| AIM OF THE EXERCISE |
Collect all the lines that mention the word "ions".

begin RECORDS FOR THIS EXERCISE

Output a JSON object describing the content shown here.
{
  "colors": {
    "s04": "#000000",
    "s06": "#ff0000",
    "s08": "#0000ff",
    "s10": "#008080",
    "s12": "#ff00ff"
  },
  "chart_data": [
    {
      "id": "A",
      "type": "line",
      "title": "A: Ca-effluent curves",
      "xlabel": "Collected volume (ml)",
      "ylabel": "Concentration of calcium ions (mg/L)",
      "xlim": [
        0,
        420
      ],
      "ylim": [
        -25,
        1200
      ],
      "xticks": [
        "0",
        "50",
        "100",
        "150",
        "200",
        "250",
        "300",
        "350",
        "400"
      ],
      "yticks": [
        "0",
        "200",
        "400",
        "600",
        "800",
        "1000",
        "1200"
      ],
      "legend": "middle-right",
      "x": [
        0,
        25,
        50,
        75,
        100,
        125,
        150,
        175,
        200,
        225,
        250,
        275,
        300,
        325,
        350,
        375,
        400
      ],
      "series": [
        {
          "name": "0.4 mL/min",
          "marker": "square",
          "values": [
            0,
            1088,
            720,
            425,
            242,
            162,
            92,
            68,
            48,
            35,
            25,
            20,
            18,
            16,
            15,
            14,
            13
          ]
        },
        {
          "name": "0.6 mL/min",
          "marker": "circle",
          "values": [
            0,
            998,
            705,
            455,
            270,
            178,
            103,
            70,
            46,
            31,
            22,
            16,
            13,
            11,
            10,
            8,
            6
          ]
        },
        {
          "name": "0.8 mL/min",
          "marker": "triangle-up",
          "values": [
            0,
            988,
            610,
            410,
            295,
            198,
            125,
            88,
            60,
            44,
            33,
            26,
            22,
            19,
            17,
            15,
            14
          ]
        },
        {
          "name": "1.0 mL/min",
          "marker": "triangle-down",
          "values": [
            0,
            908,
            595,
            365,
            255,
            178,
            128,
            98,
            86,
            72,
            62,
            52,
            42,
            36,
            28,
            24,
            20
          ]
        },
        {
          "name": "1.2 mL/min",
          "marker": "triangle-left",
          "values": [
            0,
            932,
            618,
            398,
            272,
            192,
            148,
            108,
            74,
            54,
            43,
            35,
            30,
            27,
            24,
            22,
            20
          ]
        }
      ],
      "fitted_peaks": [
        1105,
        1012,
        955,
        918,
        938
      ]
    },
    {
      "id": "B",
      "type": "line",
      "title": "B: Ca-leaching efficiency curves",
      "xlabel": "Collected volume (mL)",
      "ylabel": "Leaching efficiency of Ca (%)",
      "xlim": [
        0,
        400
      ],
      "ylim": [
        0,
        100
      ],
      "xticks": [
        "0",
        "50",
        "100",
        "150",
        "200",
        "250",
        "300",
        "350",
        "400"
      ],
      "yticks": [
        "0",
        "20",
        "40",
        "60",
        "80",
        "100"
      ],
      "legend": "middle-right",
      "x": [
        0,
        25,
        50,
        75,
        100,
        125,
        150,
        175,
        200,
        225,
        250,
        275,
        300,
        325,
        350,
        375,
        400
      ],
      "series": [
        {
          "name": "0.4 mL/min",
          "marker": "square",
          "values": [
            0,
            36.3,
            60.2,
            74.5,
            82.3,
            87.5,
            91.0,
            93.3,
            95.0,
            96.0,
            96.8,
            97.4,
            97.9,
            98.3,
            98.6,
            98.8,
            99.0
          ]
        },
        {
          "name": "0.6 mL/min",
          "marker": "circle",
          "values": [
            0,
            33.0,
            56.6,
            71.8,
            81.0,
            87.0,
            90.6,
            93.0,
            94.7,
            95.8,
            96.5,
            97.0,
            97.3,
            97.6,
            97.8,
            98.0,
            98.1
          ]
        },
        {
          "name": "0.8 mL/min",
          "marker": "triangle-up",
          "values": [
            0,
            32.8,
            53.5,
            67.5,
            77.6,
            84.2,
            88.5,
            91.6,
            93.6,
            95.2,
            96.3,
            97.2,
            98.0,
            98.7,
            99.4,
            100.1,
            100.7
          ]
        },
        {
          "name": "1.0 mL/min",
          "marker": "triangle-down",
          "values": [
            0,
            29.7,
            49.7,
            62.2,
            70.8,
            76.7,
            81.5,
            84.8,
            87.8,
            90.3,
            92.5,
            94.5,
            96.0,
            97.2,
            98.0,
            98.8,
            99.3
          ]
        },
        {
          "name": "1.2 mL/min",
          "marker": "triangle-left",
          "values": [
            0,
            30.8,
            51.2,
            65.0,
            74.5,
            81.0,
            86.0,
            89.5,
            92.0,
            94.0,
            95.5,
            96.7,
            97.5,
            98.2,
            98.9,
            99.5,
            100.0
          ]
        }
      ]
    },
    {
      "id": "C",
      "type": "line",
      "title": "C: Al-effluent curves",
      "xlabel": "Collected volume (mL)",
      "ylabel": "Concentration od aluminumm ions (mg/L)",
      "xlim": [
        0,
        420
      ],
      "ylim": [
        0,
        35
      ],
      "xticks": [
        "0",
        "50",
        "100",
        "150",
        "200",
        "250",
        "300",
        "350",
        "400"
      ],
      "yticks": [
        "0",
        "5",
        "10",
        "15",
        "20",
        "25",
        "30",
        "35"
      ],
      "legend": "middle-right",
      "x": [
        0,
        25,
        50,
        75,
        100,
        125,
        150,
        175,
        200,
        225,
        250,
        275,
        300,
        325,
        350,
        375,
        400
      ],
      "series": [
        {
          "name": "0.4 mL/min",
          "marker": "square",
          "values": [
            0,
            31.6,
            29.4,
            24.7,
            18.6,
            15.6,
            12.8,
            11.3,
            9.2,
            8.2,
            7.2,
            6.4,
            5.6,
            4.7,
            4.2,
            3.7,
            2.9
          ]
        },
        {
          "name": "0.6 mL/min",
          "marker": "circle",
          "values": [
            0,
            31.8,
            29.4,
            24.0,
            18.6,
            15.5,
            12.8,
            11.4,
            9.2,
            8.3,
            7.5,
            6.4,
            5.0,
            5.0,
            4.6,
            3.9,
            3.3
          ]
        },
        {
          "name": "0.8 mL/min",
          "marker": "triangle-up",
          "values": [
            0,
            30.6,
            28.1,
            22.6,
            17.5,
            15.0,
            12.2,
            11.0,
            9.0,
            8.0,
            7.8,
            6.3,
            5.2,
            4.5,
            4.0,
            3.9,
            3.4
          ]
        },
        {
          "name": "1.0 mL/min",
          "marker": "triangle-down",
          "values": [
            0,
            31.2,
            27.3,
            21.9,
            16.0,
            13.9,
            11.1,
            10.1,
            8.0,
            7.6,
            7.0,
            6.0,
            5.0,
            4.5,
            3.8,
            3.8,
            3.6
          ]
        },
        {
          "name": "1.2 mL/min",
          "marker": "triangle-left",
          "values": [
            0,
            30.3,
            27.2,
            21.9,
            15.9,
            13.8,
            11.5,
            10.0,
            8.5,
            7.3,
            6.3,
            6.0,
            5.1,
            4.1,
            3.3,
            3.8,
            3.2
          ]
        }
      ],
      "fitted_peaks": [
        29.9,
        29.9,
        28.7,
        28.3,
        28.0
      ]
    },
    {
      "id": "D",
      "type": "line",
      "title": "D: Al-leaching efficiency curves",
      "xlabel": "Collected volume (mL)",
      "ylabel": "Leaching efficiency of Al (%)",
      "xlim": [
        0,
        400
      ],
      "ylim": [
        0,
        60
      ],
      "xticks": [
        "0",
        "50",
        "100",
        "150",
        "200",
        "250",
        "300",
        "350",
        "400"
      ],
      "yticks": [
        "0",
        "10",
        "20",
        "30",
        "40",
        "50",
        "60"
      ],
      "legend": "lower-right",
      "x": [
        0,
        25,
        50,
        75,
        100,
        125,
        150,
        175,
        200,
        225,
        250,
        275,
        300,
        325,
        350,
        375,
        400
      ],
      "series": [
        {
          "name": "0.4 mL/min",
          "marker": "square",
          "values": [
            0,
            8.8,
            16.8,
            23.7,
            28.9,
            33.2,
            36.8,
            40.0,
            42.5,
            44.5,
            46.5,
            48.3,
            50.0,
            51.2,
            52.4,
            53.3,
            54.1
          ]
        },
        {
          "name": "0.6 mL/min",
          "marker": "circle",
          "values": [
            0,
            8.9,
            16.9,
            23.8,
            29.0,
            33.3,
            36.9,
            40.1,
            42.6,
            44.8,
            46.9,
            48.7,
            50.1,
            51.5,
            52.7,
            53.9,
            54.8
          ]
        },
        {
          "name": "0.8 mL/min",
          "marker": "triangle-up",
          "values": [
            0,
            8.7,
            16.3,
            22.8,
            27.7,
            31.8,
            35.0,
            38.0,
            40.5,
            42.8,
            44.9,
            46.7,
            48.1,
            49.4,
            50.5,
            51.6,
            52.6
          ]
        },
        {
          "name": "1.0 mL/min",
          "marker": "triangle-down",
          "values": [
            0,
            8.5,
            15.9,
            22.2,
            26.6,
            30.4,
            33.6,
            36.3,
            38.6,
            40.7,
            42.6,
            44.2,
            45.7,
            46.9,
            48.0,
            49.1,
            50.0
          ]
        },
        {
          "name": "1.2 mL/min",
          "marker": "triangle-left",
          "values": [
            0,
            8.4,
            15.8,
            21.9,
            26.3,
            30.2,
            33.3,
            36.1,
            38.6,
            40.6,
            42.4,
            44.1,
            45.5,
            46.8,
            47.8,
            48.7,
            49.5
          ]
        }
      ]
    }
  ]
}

end RECORDS FOR THIS EXERCISE

| ANSWER FOR THE TASK |
      "ylabel": "Concentration of calcium ions (mg/L)",
      "ylabel": "Concentration od aluminumm ions (mg/L)",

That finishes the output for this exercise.